-- START SOURCE DATA --

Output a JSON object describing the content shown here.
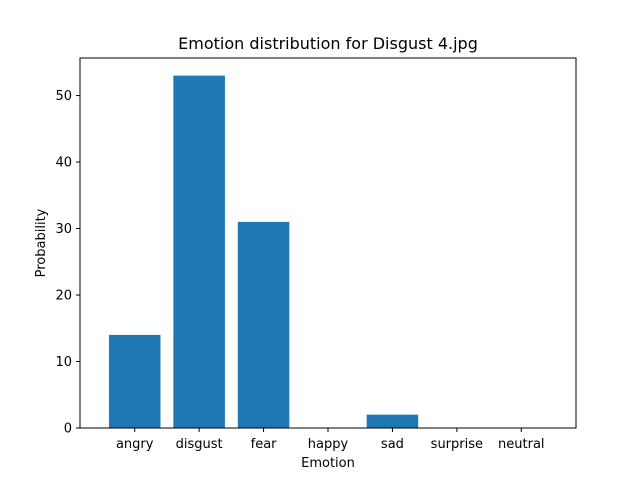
{
  "chart_data": {
    "type": "bar",
    "title": "Emotion distribution for Disgust 4.jpg",
    "xlabel": "Emotion",
    "ylabel": "Probability",
    "categories": [
      "angry",
      "disgust",
      "fear",
      "happy",
      "sad",
      "surprise",
      "neutral"
    ],
    "values": [
      14,
      53,
      31,
      0,
      2,
      0,
      0
    ],
    "ylim": [
      0,
      55.65
    ],
    "yticks": [
      0,
      10,
      20,
      30,
      40,
      50
    ],
    "bar_color": "#1f77b4",
    "grid": false,
    "legend": false
  }
}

-- END SOURCE DATA --

**REQUIREMENT**
Repeat everything in the records precisely. Images are excluded from the copy.

**ANSWER FOR THE TASK**
Output a JSON object describing the content shown here.
{
  "chart_data": {
    "type": "bar",
    "title": "Emotion distribution for Disgust 4.jpg",
    "xlabel": "Emotion",
    "ylabel": "Probability",
    "categories": [
      "angry",
      "disgust",
      "fear",
      "happy",
      "sad",
      "surprise",
      "neutral"
    ],
    "values": [
      14,
      53,
      31,
      0,
      2,
      0,
      0
    ],
    "ylim": [
      0,
      55.65
    ],
    "yticks": [
      0,
      10,
      20,
      30,
      40,
      50
    ],
    "bar_color": "#1f77b4",
    "grid": false,
    "legend": false
  }
}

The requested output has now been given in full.